■ **What you should do**
Read the lines that follow and tally those with the word "Banco"; give the number and nothing else.

■ **Provided records**
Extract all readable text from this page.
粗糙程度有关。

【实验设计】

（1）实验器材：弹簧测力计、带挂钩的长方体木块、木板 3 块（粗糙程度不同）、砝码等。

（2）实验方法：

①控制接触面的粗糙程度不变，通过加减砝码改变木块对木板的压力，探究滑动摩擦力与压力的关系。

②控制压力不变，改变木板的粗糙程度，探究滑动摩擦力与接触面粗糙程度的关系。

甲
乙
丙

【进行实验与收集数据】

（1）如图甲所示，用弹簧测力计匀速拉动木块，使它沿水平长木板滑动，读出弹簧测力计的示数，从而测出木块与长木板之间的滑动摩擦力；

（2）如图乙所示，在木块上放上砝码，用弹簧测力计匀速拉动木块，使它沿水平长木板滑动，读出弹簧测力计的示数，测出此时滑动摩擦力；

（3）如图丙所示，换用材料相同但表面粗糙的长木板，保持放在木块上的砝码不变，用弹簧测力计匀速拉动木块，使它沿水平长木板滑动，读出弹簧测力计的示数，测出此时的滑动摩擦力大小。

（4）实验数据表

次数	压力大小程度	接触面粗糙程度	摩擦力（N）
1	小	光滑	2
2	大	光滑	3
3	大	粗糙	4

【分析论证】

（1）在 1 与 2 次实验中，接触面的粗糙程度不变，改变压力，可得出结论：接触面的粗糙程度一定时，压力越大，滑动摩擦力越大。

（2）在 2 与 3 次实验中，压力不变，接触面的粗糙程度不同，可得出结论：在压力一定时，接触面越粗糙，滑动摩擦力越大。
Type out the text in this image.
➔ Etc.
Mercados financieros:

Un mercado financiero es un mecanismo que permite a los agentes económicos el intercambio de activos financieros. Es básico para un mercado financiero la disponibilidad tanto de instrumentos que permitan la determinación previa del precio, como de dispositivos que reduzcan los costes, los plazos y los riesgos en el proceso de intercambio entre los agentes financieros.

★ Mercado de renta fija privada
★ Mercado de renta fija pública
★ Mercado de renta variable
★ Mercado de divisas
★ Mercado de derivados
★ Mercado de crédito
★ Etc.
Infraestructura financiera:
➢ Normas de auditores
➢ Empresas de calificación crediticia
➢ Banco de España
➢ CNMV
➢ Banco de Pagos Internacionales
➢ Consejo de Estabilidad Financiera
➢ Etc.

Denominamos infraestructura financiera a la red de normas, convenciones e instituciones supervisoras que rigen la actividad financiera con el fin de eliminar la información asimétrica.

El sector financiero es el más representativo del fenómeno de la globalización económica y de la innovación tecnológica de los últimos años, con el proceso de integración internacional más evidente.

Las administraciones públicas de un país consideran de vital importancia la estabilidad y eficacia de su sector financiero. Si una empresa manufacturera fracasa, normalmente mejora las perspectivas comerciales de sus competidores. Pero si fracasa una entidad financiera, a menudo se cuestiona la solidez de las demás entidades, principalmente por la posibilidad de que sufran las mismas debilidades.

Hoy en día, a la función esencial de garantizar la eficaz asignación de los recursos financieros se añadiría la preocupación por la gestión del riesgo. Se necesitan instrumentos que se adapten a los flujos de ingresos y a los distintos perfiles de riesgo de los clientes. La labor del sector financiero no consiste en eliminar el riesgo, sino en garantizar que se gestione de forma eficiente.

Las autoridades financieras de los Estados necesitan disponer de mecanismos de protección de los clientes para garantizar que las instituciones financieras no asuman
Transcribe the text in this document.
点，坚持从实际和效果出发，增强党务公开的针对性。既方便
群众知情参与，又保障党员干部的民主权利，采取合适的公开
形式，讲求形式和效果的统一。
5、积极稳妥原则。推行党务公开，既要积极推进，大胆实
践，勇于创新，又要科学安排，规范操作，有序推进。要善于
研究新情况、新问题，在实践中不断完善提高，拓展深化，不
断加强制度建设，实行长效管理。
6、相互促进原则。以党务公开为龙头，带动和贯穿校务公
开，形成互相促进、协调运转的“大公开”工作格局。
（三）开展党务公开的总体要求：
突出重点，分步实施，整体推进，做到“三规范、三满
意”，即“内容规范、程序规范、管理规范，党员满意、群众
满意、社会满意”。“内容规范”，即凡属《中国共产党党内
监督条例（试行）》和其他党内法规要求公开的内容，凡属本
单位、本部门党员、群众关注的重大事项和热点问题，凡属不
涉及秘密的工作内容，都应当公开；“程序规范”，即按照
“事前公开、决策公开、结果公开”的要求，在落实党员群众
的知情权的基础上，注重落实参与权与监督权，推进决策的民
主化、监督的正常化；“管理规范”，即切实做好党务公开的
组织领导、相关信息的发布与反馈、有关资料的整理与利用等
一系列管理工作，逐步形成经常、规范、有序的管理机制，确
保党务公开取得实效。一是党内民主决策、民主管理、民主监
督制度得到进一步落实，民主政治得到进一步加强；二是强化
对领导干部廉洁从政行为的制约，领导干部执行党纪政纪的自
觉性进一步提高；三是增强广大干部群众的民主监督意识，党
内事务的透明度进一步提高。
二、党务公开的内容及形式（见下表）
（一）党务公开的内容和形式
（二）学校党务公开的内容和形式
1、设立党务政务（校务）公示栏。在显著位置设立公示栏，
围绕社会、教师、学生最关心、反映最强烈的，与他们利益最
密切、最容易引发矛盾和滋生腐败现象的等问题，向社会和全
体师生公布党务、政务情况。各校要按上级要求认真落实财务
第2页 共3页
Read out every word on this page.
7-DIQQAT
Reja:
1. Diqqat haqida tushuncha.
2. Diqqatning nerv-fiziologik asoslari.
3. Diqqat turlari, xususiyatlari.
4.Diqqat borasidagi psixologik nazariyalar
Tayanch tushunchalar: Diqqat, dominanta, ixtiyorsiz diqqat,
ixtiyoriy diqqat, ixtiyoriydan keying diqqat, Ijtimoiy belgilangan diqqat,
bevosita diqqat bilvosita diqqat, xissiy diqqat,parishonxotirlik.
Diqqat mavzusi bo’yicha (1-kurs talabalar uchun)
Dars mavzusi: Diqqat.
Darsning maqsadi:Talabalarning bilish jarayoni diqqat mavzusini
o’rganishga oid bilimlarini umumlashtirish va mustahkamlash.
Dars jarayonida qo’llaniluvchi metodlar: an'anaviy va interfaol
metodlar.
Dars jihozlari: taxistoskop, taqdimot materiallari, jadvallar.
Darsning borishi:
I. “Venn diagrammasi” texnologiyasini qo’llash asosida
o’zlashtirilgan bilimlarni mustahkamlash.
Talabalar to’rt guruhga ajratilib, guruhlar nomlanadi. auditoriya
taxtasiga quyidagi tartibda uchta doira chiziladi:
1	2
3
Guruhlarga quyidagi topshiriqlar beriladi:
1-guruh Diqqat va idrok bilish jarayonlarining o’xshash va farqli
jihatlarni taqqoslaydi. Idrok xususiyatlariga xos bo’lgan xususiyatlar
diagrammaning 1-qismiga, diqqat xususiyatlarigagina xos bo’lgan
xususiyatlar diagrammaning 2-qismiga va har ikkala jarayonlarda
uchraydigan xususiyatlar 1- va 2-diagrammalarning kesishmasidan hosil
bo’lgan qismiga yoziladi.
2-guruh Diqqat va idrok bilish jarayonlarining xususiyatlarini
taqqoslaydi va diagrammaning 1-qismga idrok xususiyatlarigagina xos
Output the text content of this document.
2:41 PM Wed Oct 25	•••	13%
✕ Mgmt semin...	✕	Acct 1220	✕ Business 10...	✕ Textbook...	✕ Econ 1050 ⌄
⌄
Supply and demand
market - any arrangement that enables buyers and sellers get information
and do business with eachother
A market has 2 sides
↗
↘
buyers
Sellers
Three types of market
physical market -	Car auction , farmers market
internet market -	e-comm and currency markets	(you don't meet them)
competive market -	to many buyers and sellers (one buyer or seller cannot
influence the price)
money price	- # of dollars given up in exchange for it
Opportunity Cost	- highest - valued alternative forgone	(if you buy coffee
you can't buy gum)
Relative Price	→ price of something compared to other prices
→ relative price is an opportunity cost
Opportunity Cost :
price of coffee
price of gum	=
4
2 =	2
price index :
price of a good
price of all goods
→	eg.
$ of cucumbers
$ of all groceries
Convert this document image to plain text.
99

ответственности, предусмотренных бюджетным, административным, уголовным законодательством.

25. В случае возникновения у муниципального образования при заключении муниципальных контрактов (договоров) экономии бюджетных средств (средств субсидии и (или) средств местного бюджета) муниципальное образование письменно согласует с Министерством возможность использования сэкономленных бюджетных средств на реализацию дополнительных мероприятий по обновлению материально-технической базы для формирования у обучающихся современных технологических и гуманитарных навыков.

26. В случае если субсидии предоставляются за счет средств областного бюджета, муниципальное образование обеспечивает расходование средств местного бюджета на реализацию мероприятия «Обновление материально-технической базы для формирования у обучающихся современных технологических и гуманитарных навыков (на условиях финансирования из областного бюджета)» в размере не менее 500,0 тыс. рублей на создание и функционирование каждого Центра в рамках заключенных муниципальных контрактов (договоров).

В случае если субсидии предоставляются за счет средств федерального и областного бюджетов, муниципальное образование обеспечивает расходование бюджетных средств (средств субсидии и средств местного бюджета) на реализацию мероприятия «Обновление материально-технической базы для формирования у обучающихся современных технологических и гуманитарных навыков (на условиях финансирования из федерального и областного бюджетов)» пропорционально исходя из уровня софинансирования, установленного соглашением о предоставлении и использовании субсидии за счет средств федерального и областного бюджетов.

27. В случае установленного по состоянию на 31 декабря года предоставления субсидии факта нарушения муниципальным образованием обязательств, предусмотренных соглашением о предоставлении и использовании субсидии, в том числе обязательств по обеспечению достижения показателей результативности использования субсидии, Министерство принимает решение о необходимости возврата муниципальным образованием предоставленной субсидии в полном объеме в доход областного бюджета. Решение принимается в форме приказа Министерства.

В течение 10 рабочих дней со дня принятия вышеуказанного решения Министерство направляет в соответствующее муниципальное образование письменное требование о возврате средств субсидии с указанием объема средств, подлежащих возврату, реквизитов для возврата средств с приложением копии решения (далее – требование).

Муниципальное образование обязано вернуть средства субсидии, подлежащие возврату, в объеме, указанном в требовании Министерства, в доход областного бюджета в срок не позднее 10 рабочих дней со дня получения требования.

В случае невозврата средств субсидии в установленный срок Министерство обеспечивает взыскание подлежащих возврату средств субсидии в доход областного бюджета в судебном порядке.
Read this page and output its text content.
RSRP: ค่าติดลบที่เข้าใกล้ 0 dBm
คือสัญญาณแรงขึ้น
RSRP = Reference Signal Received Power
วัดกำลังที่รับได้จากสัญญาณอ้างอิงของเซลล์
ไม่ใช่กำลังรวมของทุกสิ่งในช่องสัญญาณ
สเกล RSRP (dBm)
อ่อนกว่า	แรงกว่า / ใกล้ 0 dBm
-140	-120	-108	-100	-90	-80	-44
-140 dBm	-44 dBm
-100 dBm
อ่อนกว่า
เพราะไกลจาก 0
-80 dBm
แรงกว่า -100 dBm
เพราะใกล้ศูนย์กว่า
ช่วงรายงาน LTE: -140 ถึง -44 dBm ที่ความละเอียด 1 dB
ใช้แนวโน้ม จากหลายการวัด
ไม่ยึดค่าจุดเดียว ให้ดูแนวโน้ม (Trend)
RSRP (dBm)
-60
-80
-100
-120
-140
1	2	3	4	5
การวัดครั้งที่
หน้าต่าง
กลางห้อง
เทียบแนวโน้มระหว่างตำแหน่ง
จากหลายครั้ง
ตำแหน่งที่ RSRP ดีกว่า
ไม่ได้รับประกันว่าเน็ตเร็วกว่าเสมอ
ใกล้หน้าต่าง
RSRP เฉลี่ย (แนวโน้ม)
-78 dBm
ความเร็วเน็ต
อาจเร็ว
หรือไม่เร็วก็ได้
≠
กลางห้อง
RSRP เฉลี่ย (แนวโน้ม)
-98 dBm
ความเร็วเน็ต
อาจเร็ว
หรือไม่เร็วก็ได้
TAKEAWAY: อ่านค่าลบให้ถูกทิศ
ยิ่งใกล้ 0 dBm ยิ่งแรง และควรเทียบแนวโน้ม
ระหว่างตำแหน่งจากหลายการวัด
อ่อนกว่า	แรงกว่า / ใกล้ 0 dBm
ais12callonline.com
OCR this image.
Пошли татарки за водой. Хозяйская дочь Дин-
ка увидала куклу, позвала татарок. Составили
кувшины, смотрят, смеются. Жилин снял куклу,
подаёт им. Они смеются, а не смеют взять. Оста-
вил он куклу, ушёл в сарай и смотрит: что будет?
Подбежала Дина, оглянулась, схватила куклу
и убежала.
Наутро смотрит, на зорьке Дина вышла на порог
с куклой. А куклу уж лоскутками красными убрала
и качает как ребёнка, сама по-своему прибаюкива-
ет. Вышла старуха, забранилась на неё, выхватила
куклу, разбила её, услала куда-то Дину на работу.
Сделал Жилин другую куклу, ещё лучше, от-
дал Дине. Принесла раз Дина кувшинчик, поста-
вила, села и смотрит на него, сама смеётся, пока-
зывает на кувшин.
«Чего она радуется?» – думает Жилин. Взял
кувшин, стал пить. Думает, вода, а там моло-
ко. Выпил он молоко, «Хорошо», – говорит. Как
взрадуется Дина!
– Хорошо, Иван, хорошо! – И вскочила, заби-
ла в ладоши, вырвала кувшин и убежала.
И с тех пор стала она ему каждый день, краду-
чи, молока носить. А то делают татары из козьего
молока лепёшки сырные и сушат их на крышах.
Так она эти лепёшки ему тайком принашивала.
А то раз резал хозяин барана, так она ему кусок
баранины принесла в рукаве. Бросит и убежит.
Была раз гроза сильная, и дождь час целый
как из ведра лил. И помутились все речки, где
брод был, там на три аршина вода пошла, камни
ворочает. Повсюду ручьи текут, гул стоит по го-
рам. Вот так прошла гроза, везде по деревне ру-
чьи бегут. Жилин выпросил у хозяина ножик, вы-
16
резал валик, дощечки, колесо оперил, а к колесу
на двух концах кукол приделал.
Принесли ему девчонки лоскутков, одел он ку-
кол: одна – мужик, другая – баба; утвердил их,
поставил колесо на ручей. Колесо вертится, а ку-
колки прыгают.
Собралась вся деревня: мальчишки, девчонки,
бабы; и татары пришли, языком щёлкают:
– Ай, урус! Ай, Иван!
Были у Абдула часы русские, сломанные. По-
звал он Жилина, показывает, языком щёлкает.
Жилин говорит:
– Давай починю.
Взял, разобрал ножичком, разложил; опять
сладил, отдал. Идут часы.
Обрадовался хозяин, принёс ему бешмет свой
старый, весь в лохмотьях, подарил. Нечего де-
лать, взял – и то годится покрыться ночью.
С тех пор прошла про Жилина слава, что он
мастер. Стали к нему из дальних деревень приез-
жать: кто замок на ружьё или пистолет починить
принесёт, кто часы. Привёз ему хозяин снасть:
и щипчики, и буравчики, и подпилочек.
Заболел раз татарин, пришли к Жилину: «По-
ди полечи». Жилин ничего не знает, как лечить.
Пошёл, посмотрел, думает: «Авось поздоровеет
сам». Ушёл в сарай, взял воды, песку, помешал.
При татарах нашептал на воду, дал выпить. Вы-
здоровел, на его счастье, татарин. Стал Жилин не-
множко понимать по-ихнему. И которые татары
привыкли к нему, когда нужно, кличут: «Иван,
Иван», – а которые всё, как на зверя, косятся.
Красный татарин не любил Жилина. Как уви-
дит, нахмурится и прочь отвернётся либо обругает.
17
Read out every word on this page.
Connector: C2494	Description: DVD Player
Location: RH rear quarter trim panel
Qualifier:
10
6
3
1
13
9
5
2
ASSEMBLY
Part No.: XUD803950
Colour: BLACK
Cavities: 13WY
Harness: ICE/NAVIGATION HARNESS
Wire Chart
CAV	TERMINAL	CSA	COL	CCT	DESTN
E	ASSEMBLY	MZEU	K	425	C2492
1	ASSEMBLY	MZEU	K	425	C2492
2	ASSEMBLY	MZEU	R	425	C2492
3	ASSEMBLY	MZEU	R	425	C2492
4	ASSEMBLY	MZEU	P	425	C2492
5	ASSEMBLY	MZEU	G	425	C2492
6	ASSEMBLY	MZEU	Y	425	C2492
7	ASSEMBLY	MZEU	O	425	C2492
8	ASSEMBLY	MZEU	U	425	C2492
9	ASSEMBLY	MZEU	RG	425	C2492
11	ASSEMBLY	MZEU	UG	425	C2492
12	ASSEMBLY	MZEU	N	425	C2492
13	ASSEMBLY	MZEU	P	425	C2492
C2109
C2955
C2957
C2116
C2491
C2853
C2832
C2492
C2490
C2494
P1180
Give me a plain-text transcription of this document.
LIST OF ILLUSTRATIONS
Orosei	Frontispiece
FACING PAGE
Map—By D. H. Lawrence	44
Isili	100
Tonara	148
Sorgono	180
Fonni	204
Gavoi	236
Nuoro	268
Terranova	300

■ **Full answer**
2